What to work on » Please retype the data in full and exactly; the pictures are not part of the copy.

Task material »
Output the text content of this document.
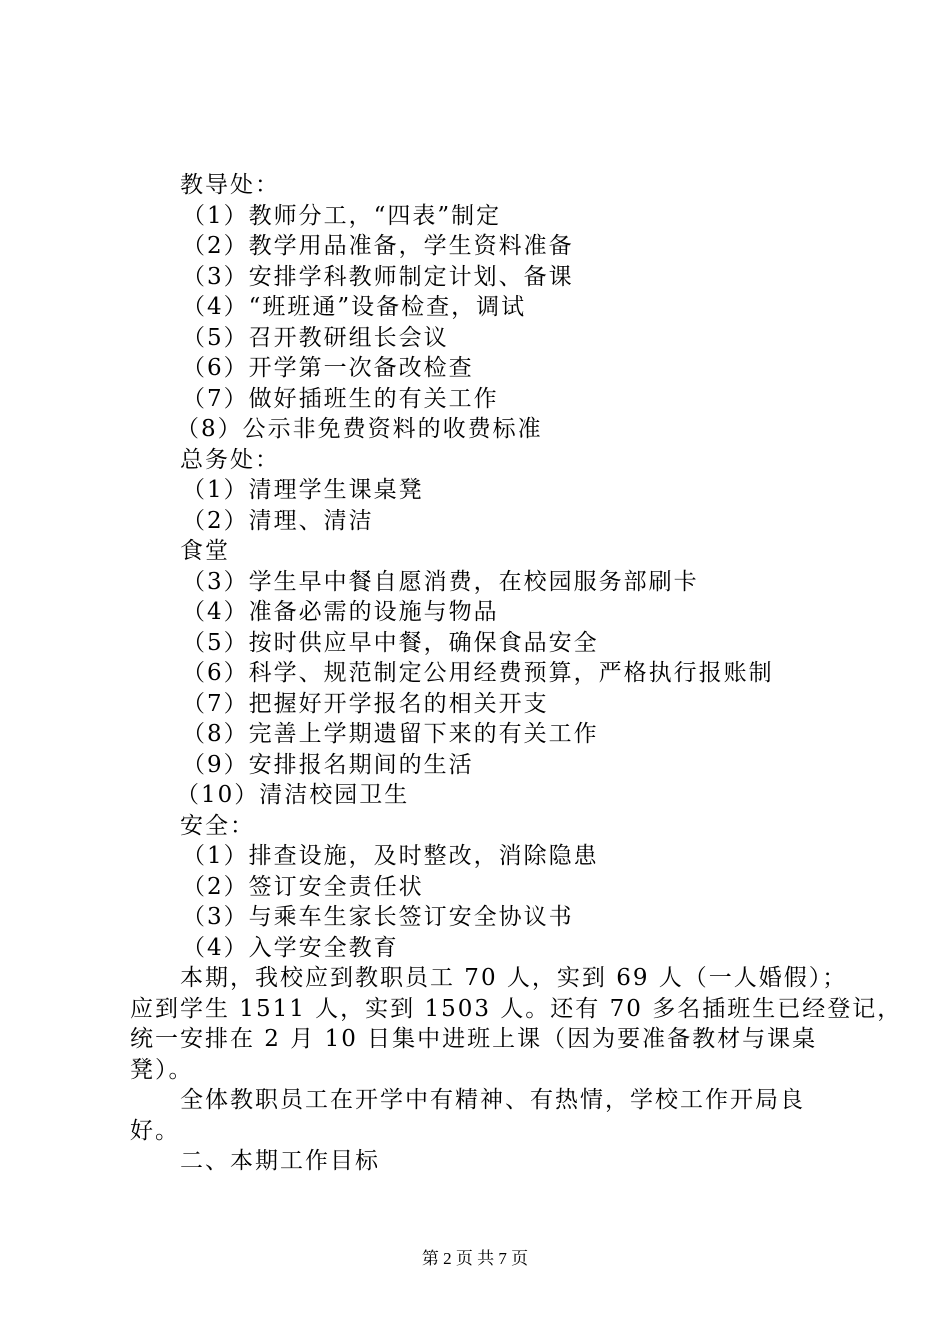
教导处：
（1）教师分工，“四表”制定
（2）教学用品准备，学生资料准备
（3）安排学科教师制定计划、备课
（4）“班班通”设备检查，调试
（5）召开教研组长会议
（6）开学第一次备改检查
（7）做好插班生的有关工作
（8）公示非免费资料的收费标准
总务处：
（1）清理学生课桌凳
（2）清理、清洁
食堂
（3）学生早中餐自愿消费，在校园服务部刷卡
（4）准备必需的设施与物品
（5）按时供应早中餐，确保食品安全
（6）科学、规范制定公用经费预算，严格执行报账制
（7）把握好开学报名的相关开支
（8）完善上学期遗留下来的有关工作
（9）安排报名期间的生活
（10）清洁校园卫生
安全：
（1）排查设施，及时整改，消除隐患
（2）签订安全责任状
（3）与乘车生家长签订安全协议书
（4）入学安全教育
本期，我校应到教职员工 70 人，实到 69 人（一人婚假）；
应到学生 1511 人，实到 1503 人。还有 70 多名插班生已经登记，
统一安排在 2 月 10 日集中进班上课（因为要准备教材与课桌
凳）。
全体教职员工在开学中有精神、有热情，学校工作开局良
好。
二、本期工作目标
第 2 页 共 7 页
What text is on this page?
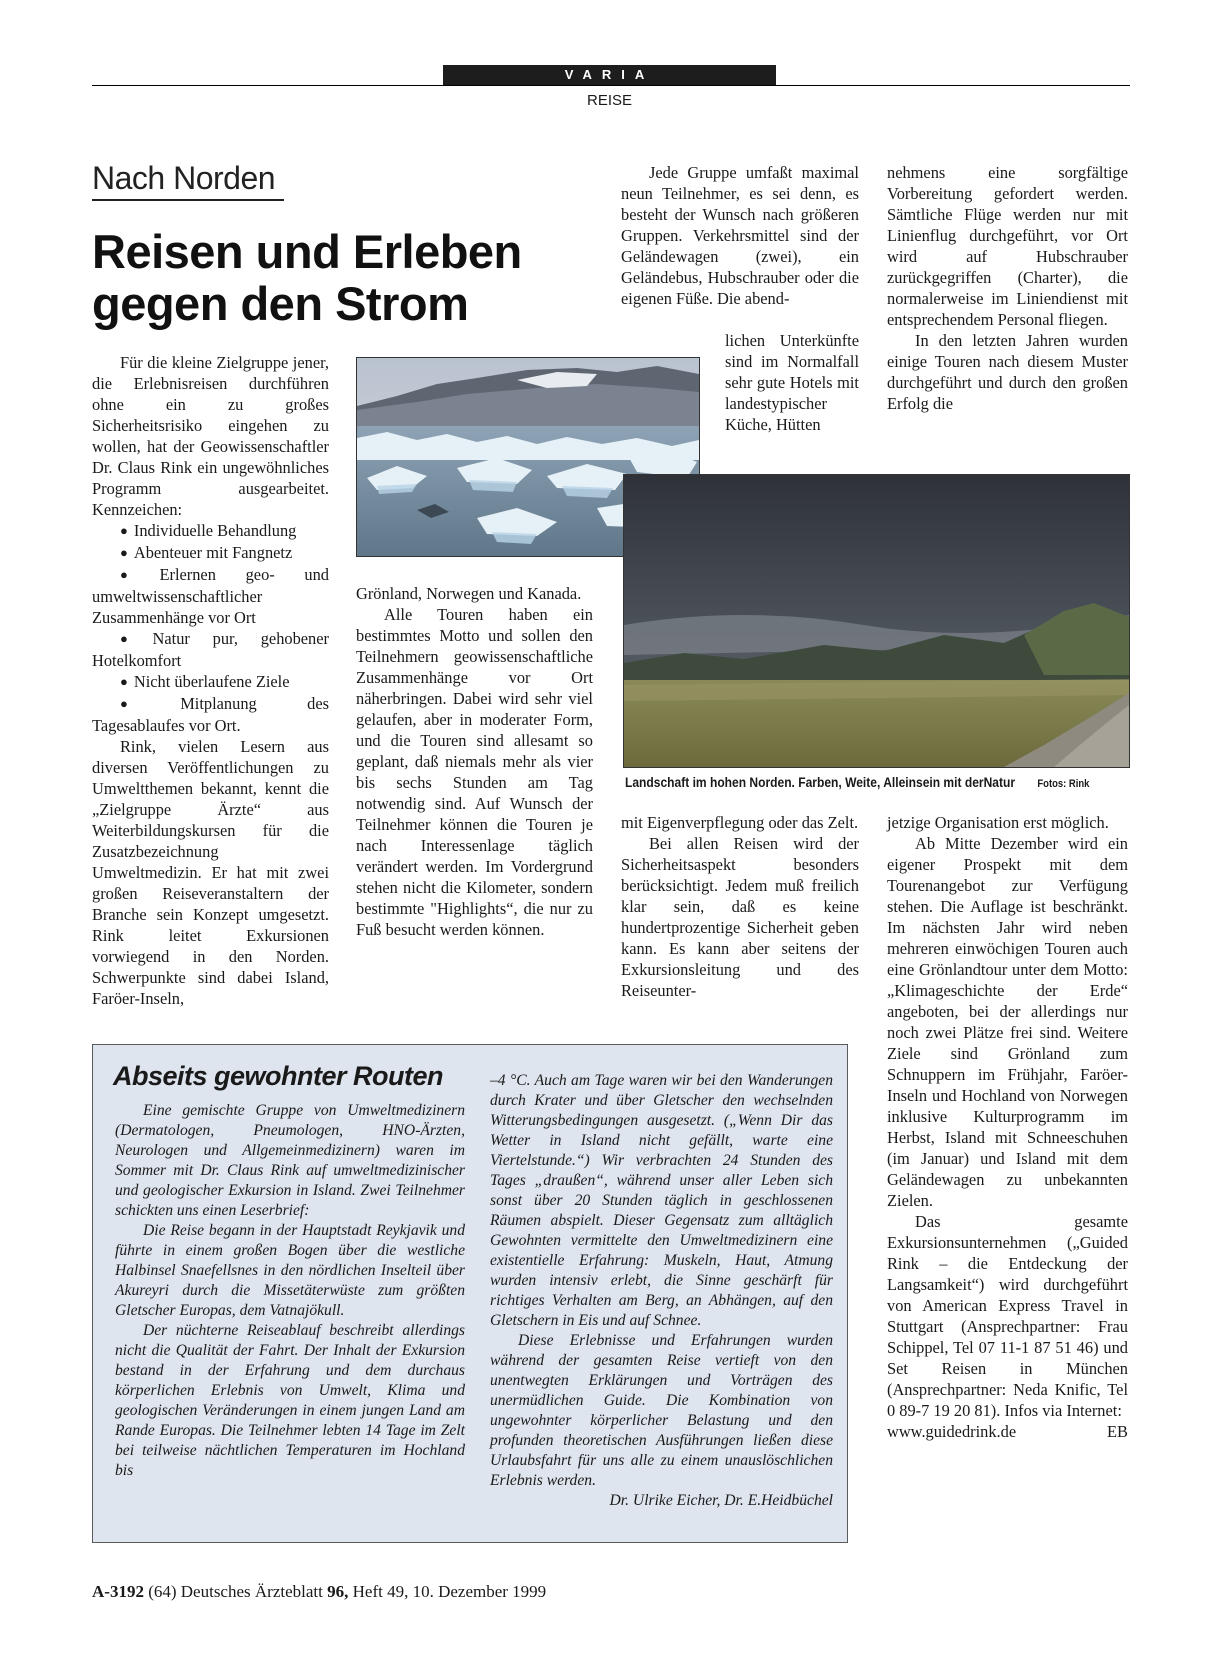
VARIA
REISE
Nach Norden
Reisen und Erleben
gegen den Strom

Für die kleine Zielgruppe jener, die Erlebnisreisen durchführen ohne ein zu großes Sicherheitsrisiko eingehen zu wollen, hat der Geowissenschaftler Dr. Claus Rink ein ungewöhnliches Programm ausgearbeitet. Kennzeichen:

● Individuelle Behandlung
● Abenteuer mit Fangnetz
● Erlernen geo- und umweltwissenschaftlicher Zusammenhänge vor Ort
● Natur pur, gehobener Hotelkomfort
● Nicht überlaufene Ziele
● Mitplanung des Tagesablaufes vor Ort.

Rink, vielen Lesern aus diversen Veröffentlichungen zu Umweltthemen bekannt, kennt die „Zielgruppe Ärzte“ aus Weiterbildungskursen für die Zusatzbezeichnung Umweltmedizin. Er hat mit zwei großen Reiseveranstaltern der Branche sein Konzept umgesetzt. Rink leitet Exkursionen vorwiegend in den Norden. Schwerpunkte sind dabei Island, Faröer-Inseln,

Grönland, Norwegen und Kanada.

Alle Touren haben ein bestimmtes Motto und sollen den Teilnehmern geowissenschaftliche Zusammenhänge vor Ort näherbringen. Dabei wird sehr viel gelaufen, aber in moderater Form, und die Touren sind allesamt so geplant, daß niemals mehr als vier bis sechs Stunden am Tag notwendig sind. Auf Wunsch der Teilnehmer können die Touren je nach Interessenlage täglich verändert werden. Im Vordergrund stehen nicht die Kilometer, sondern bestimmte "Highlights“, die nur zu Fuß besucht werden können.

Jede Gruppe umfaßt maximal neun Teilnehmer, es sei denn, es besteht der Wunsch nach größeren Gruppen. Verkehrsmittel sind der Geländewagen (zwei), ein Geländebus, Hubschrauber oder die eigenen Füße. Die abend-

lichen Unterkünfte sind im Normalfall sehr gute Hotels mit landestypischer Küche, Hütten

nehmens eine sorgfältige Vorbereitung gefordert werden. Sämtliche Flüge werden nur mit Linienflug durchgeführt, vor Ort wird auf Hubschrauber zurückgegriffen (Charter), die normalerweise im Liniendienst mit entsprechendem Personal fliegen.

In den letzten Jahren wurden einige Touren nach diesem Muster durchgeführt und durch den großen Erfolg die

Landschaft im hohen Norden. Farben, Weite, Alleinsein mit derNatur Fotos: Rink

mit Eigenverpflegung oder das Zelt.

Bei allen Reisen wird der Sicherheitsaspekt besonders berücksichtigt. Jedem muß freilich klar sein, daß es keine hundertprozentige Sicherheit geben kann. Es kann aber seitens der Exkursionsleitung und des Reiseunter-

jetzige Organisation erst möglich.

Ab Mitte Dezember wird ein eigener Prospekt mit dem Tourenangebot zur Verfügung stehen. Die Auflage ist beschränkt. Im nächsten Jahr wird neben mehreren einwöchigen Touren auch eine Grönlandtour unter dem Motto: „Klimageschichte der Erde“ angeboten, bei der allerdings nur noch zwei Plätze frei sind. Weitere Ziele sind Grönland zum Schnuppern im Frühjahr, Faröer-Inseln und Hochland von Norwegen inklusive Kulturprogramm im Herbst, Island mit Schneeschuhen (im Januar) und Island mit dem Geländewagen zu unbekannten Zielen.

Das gesamte Exkursionsunternehmen („Guided Rink – die Entdeckung der Langsamkeit“) wird durchgeführt von American Express Travel in Stuttgart (Ansprechpartner: Frau Schippel, Tel 07 11-1 87 51 46) und Set Reisen in München (Ansprechpartner: Neda Knific, Tel 0 89-7 19 20 81). Infos via Internet:

www.guidedrink.de	EB

Abseits gewohnter Routen

Eine gemischte Gruppe von Umweltmedizinern (Dermatologen, Pneumologen, HNO-Ärzten, Neurologen und Allgemeinmedizinern) waren im Sommer mit Dr. Claus Rink auf umweltmedizinischer und geologischer Exkursion in Island. Zwei Teilnehmer schickten uns einen Leserbrief:

Die Reise begann in der Hauptstadt Reykjavik und führte in einem großen Bogen über die westliche Halbinsel Snaefellsnes in den nördlichen Inselteil über Akureyri durch die Missetäterwüste zum größten Gletscher Europas, dem Vatnajökull.

Der nüchterne Reiseablauf beschreibt allerdings nicht die Qualität der Fahrt. Der Inhalt der Exkursion bestand in der Erfahrung und dem durchaus körperlichen Erlebnis von Umwelt, Klima und geologischen Veränderungen in einem jungen Land am Rande Europas. Die Teilnehmer lebten 14 Tage im Zelt bei teilweise nächtlichen Temperaturen im Hochland bis

–4 °C. Auch am Tage waren wir bei den Wanderungen durch Krater und über Gletscher den wechselnden Witterungsbedingungen ausgesetzt. („Wenn Dir das Wetter in Island nicht gefällt, warte eine Viertelstunde.“) Wir verbrachten 24 Stunden des Tages „draußen“, während unser aller Leben sich sonst über 20 Stunden täglich in geschlossenen Räumen abspielt. Dieser Gegensatz zum alltäglich Gewohnten vermittelte den Umweltmedizinern eine existentielle Erfahrung: Muskeln, Haut, Atmung wurden intensiv erlebt, die Sinne geschärft für richtiges Verhalten am Berg, an Abhängen, auf den Gletschern in Eis und auf Schnee.

Diese Erlebnisse und Erfahrungen wurden während der gesamten Reise vertieft von den unentwegten Erklärungen und Vorträgen des unermüdlichen Guide. Die Kombination von ungewohnter körperlicher Belastung und den profunden theoretischen Ausführungen ließen diese Urlaubsfahrt für uns alle zu einem unauslöschlichen Erlebnis werden.

Dr. Ulrike Eicher, Dr. E.Heidbüchel

A-3192 (64) Deutsches Ärzteblatt 96, Heft 49, 10. Dezember 1999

Written response »
Output the text content of this document.
教导处：
（1）教师分工，“四表”制定
（2）教学用品准备，学生资料准备
（3）安排学科教师制定计划、备课
（4）“班班通”设备检查，调试
（5）召开教研组长会议
（6）开学第一次备改检查
（7）做好插班生的有关工作
（8）公示非免费资料的收费标准
总务处：
（1）清理学生课桌凳
（2）清理、清洁
食堂
（3）学生早中餐自愿消费，在校园服务部刷卡
（4）准备必需的设施与物品
（5）按时供应早中餐，确保食品安全
（6）科学、规范制定公用经费预算，严格执行报账制
（7）把握好开学报名的相关开支
（8）完善上学期遗留下来的有关工作
（9）安排报名期间的生活
（10）清洁校园卫生
安全：
（1）排查设施，及时整改，消除隐患
（2）签订安全责任状
（3）与乘车生家长签订安全协议书
（4）入学安全教育
本期，我校应到教职员工 70 人，实到 69 人（一人婚假）；
应到学生 1511 人，实到 1503 人。还有 70 多名插班生已经登记，
统一安排在 2 月 10 日集中进班上课（因为要准备教材与课桌
凳）。
全体教职员工在开学中有精神、有热情，学校工作开局良
好。
二、本期工作目标
第 2 页 共 7 页
What text is on this page?
VARIA
REISE
Nach Norden
Reisen und Erleben
gegen den Strom

Für die kleine Zielgruppe jener, die Erlebnisreisen durchführen ohne ein zu großes Sicherheitsrisiko eingehen zu wollen, hat der Geowissenschaftler Dr. Claus Rink ein ungewöhnliches Programm ausgearbeitet. Kennzeichen:

● Individuelle Behandlung
● Abenteuer mit Fangnetz
● Erlernen geo- und umweltwissenschaftlicher Zusammenhänge vor Ort
● Natur pur, gehobener Hotelkomfort
● Nicht überlaufene Ziele
● Mitplanung des Tagesablaufes vor Ort.

Rink, vielen Lesern aus diversen Veröffentlichungen zu Umweltthemen bekannt, kennt die „Zielgruppe Ärzte“ aus Weiterbildungskursen für die Zusatzbezeichnung Umweltmedizin. Er hat mit zwei großen Reiseveranstaltern der Branche sein Konzept umgesetzt. Rink leitet Exkursionen vorwiegend in den Norden. Schwerpunkte sind dabei Island, Faröer-Inseln,

Grönland, Norwegen und Kanada.

Alle Touren haben ein bestimmtes Motto und sollen den Teilnehmern geowissenschaftliche Zusammenhänge vor Ort näherbringen. Dabei wird sehr viel gelaufen, aber in moderater Form, und die Touren sind allesamt so geplant, daß niemals mehr als vier bis sechs Stunden am Tag notwendig sind. Auf Wunsch der Teilnehmer können die Touren je nach Interessenlage täglich verändert werden. Im Vordergrund stehen nicht die Kilometer, sondern bestimmte "Highlights“, die nur zu Fuß besucht werden können.

Jede Gruppe umfaßt maximal neun Teilnehmer, es sei denn, es besteht der Wunsch nach größeren Gruppen. Verkehrsmittel sind der Geländewagen (zwei), ein Geländebus, Hubschrauber oder die eigenen Füße. Die abend-

lichen Unterkünfte sind im Normalfall sehr gute Hotels mit landestypischer Küche, Hütten

nehmens eine sorgfältige Vorbereitung gefordert werden. Sämtliche Flüge werden nur mit Linienflug durchgeführt, vor Ort wird auf Hubschrauber zurückgegriffen (Charter), die normalerweise im Liniendienst mit entsprechendem Personal fliegen.

In den letzten Jahren wurden einige Touren nach diesem Muster durchgeführt und durch den großen Erfolg die

Landschaft im hohen Norden. Farben, Weite, Alleinsein mit derNatur Fotos: Rink

mit Eigenverpflegung oder das Zelt.

Bei allen Reisen wird der Sicherheitsaspekt besonders berücksichtigt. Jedem muß freilich klar sein, daß es keine hundertprozentige Sicherheit geben kann. Es kann aber seitens der Exkursionsleitung und des Reiseunter-

jetzige Organisation erst möglich.

Ab Mitte Dezember wird ein eigener Prospekt mit dem Tourenangebot zur Verfügung stehen. Die Auflage ist beschränkt. Im nächsten Jahr wird neben mehreren einwöchigen Touren auch eine Grönlandtour unter dem Motto: „Klimageschichte der Erde“ angeboten, bei der allerdings nur noch zwei Plätze frei sind. Weitere Ziele sind Grönland zum Schnuppern im Frühjahr, Faröer-Inseln und Hochland von Norwegen inklusive Kulturprogramm im Herbst, Island mit Schneeschuhen (im Januar) und Island mit dem Geländewagen zu unbekannten Zielen.

Das gesamte Exkursionsunternehmen („Guided Rink – die Entdeckung der Langsamkeit“) wird durchgeführt von American Express Travel in Stuttgart (Ansprechpartner: Frau Schippel, Tel 07 11-1 87 51 46) und Set Reisen in München (Ansprechpartner: Neda Knific, Tel 0 89-7 19 20 81). Infos via Internet:

www.guidedrink.de	EB

Abseits gewohnter Routen

Eine gemischte Gruppe von Umweltmedizinern (Dermatologen, Pneumologen, HNO-Ärzten, Neurologen und Allgemeinmedizinern) waren im Sommer mit Dr. Claus Rink auf umweltmedizinischer und geologischer Exkursion in Island. Zwei Teilnehmer schickten uns einen Leserbrief:

Die Reise begann in der Hauptstadt Reykjavik und führte in einem großen Bogen über die westliche Halbinsel Snaefellsnes in den nördlichen Inselteil über Akureyri durch die Missetäterwüste zum größten Gletscher Europas, dem Vatnajökull.

Der nüchterne Reiseablauf beschreibt allerdings nicht die Qualität der Fahrt. Der Inhalt der Exkursion bestand in der Erfahrung und dem durchaus körperlichen Erlebnis von Umwelt, Klima und geologischen Veränderungen in einem jungen Land am Rande Europas. Die Teilnehmer lebten 14 Tage im Zelt bei teilweise nächtlichen Temperaturen im Hochland bis

–4 °C. Auch am Tage waren wir bei den Wanderungen durch Krater und über Gletscher den wechselnden Witterungsbedingungen ausgesetzt. („Wenn Dir das Wetter in Island nicht gefällt, warte eine Viertelstunde.“) Wir verbrachten 24 Stunden des Tages „draußen“, während unser aller Leben sich sonst über 20 Stunden täglich in geschlossenen Räumen abspielt. Dieser Gegensatz zum alltäglich Gewohnten vermittelte den Umweltmedizinern eine existentielle Erfahrung: Muskeln, Haut, Atmung wurden intensiv erlebt, die Sinne geschärft für richtiges Verhalten am Berg, an Abhängen, auf den Gletschern in Eis und auf Schnee.

Diese Erlebnisse und Erfahrungen wurden während der gesamten Reise vertieft von den unentwegten Erklärungen und Vorträgen des unermüdlichen Guide. Die Kombination von ungewohnter körperlicher Belastung und den profunden theoretischen Ausführungen ließen diese Urlaubsfahrt für uns alle zu einem unauslöschlichen Erlebnis werden.

Dr. Ulrike Eicher, Dr. E.Heidbüchel

A-3192 (64) Deutsches Ärzteblatt 96, Heft 49, 10. Dezember 1999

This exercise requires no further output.